• [Exercise task 1]
Answer these three questions from the interview transcript on owner financing, one line each, marked (a), (b) and (c):
(a) For which company did the speaker work as sales manager and later general manager?
(b) Which company owned by Warren Buffett does the transcript call the number two builder in the country?
(c) What did Airbnb send the speaker, and why?
• [Exercise task 2]
The interview transcript on owner financing says Warren Buffett's operation in the mobile home industry "goes all the way" through several stages. List every stage it names.
• [Exercise task 3]
Carry on the interview transcript on owner financing from the point where it stops.
===== Text to read =====
Mike Hambright (00:59.522)
Yeah, man, let’s do it. So the beauty of owner financing and you can share some stats. Well, before we get into that, tell us your background, like how you got into this space and then maybe even share. We didn’t talk about this too much upfront, but if you kind of pivoted to find your model, there’s a lot of us that have been around for a while and kind of where you started in real estate isn’t where you’re at now. Right. So I’m guessing you’ve got some of that going on too.

Dansito Gansito (01:24.023)
Yeah, so I think I got started in real estate, ironically, maybe 15, 18 years ago when I Airbnb’d my first home. Little tidbit story, I am one of the founding members of the San Antonio Market. Airbnb sent me a little pin, because apparently I was one of first 100 hosts. That was relatively short-lived, because it was only one house that I needed to Airbnb, and we moved on. As things kind of trickled, I went into mobile.

home, a manufactured home sales. became the sales manager and eventually a general manager for Palm Harbor Homes in one of their stores in San Antonio. And when I did that, I learned a ton about how Warren Buffett made most of his fortune. A lot of people are not aware, but Warren Buffett, a bulk of his fortune is made on the backs of the mobile manufactured home industry. He owns Clayton Home Communities, which is the number two builder in the country. He owns 21st Mortgage, which is the number one.

mortgage company for mobile homes in the industry and he owns some communities and guest communities which together own about 70 % of their land where most mobile home quality parks are sitting at. So he goes all the way from the factory to the sales to the finance to the land and he holds the land.

Mike Hambright (02:35.921)
wow.

Dansito Gansito (02:44.733)
And as I studied that, really fell in love with that model. Now, as general manager, we did a lot of in-house financing before we passed it on to 21st mortgage. And I learned the power of a finance and the power of residual income through notes, because that’s what the dealerships basically did. And when I went down the rabbit hole of, so let me tell you what I didn’t like about being a general manager. I did not have a nine to five. I had a five to nine.

Literally, I had to be there at 5 6 o’clock in the morning and I couldn’t leave till 8 or 9 o’clock at night And I hated that to me the turning point is where I had my first vacation I was in cantoon and my regional manager calls me and he says hey we have a meeting tomorrow Are you gonna be there? I said no, I’m in cantoon and he says I know I expect you to be there tomorrow and There was a light bulb moment, but I said now I’m sorry. I’m not your bitch. This is not gonna happen now full disclosure

Mike Hambright (03:13.186)
Yeah.

Mike Hambright (03:17.486)
Yeah.

Mike Hambright (03:39.438)
You

Dansito Gansito (03:42.315)
I did go, I got on the first plane. But mentally that was my exit strategy. And moving forward, I went down the U2 University rabbit hole. I discovered owner financing. I say it was a little bit of kismet because as I learned about it, I also learned that the first home my parents purchased in this country, I was born in Mexico, my parents are Hispanic immigrants. It was owner financing. It was dueno a dueno.

Mike Hambright (03:44.469)
wow.

Yeah.

Dansito Gansito (04:09.891)
===== Data section =====
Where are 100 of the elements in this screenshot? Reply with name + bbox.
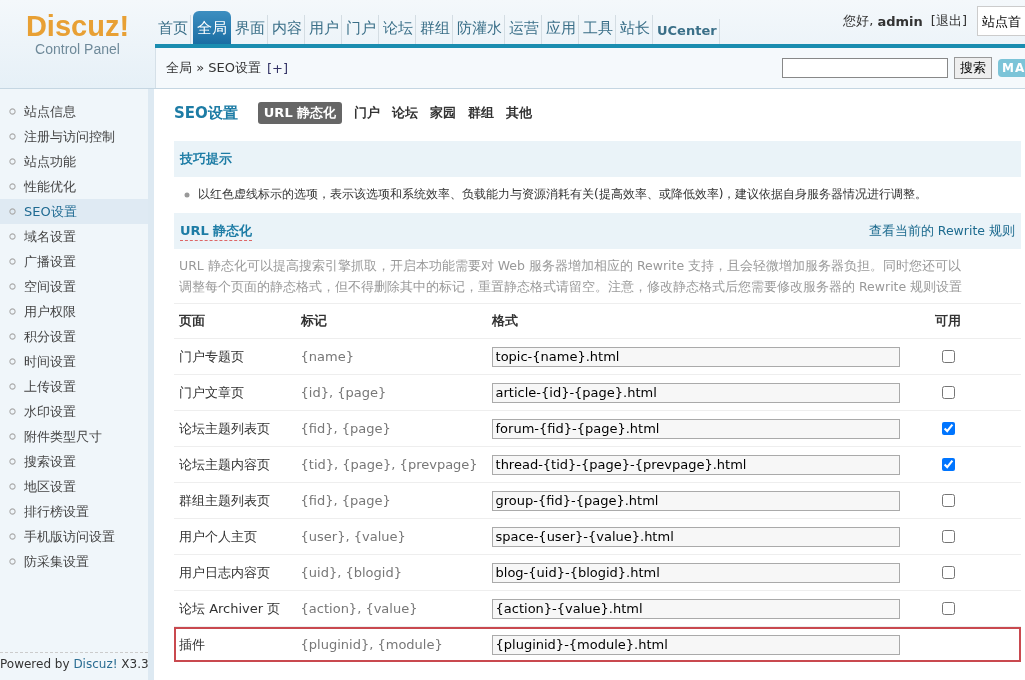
=====
===== Data section =====
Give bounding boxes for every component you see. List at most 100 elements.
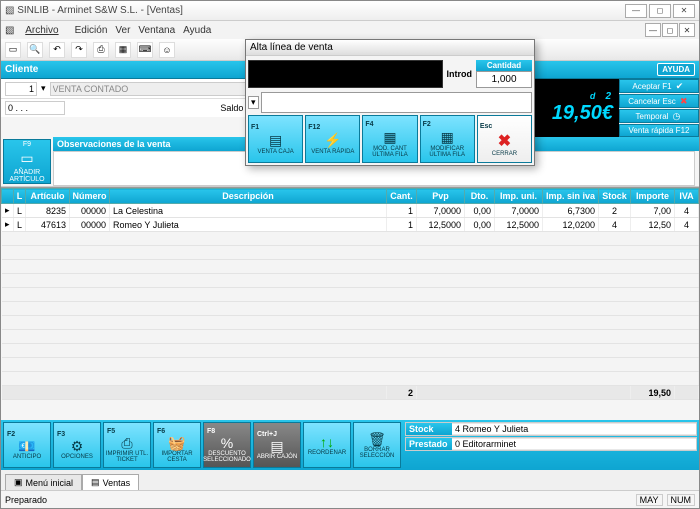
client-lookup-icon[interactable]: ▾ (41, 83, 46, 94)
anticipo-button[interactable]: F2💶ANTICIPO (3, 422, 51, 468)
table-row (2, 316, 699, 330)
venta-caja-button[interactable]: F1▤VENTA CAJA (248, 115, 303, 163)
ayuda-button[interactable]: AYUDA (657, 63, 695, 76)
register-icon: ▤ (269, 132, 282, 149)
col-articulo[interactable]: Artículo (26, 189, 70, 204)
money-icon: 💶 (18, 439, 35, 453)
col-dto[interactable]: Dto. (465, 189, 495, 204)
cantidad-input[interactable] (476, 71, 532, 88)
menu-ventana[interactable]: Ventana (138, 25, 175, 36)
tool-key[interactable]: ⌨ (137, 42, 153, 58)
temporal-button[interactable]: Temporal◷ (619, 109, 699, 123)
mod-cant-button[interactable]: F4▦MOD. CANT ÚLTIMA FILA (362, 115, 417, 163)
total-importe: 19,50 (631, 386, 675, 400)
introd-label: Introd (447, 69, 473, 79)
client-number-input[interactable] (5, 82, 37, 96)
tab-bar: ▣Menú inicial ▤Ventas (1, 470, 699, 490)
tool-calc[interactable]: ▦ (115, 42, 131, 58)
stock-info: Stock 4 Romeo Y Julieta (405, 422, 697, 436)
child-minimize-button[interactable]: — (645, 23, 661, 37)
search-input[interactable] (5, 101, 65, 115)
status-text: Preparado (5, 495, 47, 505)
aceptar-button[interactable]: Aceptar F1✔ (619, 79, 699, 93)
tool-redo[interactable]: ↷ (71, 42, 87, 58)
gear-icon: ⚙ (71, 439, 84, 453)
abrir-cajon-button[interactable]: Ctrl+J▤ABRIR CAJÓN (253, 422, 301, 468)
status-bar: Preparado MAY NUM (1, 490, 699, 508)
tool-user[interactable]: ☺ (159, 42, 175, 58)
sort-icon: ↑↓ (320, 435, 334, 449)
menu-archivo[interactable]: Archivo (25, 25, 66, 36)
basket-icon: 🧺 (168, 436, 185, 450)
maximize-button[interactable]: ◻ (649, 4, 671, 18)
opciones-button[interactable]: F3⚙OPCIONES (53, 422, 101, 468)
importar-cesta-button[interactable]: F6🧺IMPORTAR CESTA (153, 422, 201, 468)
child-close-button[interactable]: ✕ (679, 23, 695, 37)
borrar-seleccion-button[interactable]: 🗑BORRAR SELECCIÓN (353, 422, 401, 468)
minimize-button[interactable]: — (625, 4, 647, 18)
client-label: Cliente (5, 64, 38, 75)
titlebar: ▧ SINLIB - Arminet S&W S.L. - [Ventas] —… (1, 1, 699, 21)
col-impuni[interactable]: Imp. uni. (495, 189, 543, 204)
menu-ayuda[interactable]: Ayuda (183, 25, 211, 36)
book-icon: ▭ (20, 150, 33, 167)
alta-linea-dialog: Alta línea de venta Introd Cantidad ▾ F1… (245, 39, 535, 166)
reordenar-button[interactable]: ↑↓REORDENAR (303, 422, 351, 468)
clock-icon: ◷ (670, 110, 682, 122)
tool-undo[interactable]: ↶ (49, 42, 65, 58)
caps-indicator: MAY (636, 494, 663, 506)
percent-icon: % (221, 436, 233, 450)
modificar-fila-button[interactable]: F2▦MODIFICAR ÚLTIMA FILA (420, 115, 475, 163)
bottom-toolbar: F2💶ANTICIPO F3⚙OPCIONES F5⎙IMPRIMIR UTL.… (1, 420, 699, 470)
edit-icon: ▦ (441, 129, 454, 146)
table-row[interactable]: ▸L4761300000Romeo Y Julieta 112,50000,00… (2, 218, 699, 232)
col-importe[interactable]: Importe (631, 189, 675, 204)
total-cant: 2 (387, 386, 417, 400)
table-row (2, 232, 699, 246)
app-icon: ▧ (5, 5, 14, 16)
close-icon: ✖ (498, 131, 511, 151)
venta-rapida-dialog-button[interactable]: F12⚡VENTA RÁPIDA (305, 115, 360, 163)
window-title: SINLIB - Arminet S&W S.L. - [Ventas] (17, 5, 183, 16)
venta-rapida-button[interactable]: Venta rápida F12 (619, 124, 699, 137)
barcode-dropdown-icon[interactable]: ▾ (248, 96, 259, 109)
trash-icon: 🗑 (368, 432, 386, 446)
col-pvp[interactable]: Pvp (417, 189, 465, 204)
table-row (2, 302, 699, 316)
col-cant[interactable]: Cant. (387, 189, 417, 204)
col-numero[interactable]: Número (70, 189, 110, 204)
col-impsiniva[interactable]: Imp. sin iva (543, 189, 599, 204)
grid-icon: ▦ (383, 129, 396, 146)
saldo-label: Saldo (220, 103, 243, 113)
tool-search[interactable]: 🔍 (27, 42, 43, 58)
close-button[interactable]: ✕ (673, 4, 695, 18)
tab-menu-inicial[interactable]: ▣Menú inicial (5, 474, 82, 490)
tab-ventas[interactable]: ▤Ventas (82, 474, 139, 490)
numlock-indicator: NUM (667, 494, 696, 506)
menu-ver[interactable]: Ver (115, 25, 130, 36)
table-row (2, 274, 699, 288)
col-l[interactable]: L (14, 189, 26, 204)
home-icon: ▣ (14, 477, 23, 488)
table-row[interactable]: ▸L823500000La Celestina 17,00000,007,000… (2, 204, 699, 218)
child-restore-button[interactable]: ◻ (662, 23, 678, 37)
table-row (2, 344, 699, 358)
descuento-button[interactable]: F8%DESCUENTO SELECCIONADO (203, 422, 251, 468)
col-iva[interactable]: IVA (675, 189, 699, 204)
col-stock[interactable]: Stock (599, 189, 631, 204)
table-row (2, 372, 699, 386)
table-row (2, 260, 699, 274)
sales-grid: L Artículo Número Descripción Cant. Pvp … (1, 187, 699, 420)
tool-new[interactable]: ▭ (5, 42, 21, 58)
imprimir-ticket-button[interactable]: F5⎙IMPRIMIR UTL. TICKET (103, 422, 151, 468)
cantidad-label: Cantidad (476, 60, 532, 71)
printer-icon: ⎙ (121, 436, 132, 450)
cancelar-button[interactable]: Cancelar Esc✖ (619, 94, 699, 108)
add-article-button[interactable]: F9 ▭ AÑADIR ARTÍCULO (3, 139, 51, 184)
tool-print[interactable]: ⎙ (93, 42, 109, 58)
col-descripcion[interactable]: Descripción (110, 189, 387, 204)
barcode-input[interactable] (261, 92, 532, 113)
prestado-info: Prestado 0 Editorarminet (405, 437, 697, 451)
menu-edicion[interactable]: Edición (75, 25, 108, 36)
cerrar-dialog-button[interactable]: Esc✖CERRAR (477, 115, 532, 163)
=====
• [Response 1]
(a) Palm Harbor Homes.
(b) Clayton Home Communities.
(c) A little pin, because the speaker was apparently one of the first 100 hosts.

• [Response 2]
- Factory
- Sales
- Finance
- Land

• [Response 3]
So I really felt that that was the direction I should take. I quit Palm Harbor Homes. My first deal was a mobile home in Elmendorf, Texas on 10 acres, which I learned a ton not to do. is nobody anybody should be looking for mobile homes on 10 acres in Elmendorf, Texas, but I did. I found it. It took me nine years, nine months to materialize. And it generated me $80,000 in upfront profit and a $400 monthly spread, which has been paying up until this day, 10 years later.

Mike Hambright (04:38.894)
Yeah, awesome.

Dansito Gansito (04:38.989)
So I really fell in love with the model of owner financing. And I started like most owner financiers might, the asset first, go look for houses, fix them up, clean them up, look for a buyer. In my case, I can’t swing a hammer to save my life, Mike. So it was not the fixing up. I would just do the cleaning up. I tell people I would mow the grass, trim the trees, take the dead cats out, bomb it with fabuloso or pine saw if you’re white, whatever.

Mike Hambright (05:06.83)
I’m white, but we still use fabuloso just because it’s everywhere. mean, we’re both in Texas, so it’s everywhere. Even white guys can use fabuloso.

Dansito Gansito (05:07.251)
and make it smell pretty. There’s a power in the smell of fabuloso. Yeah. So anyways, look for the buyer. That model works, but it has limitations that I did not like. The limitations that I did not like is that I don’t hear how beautiful your home looks. It is not their dream home.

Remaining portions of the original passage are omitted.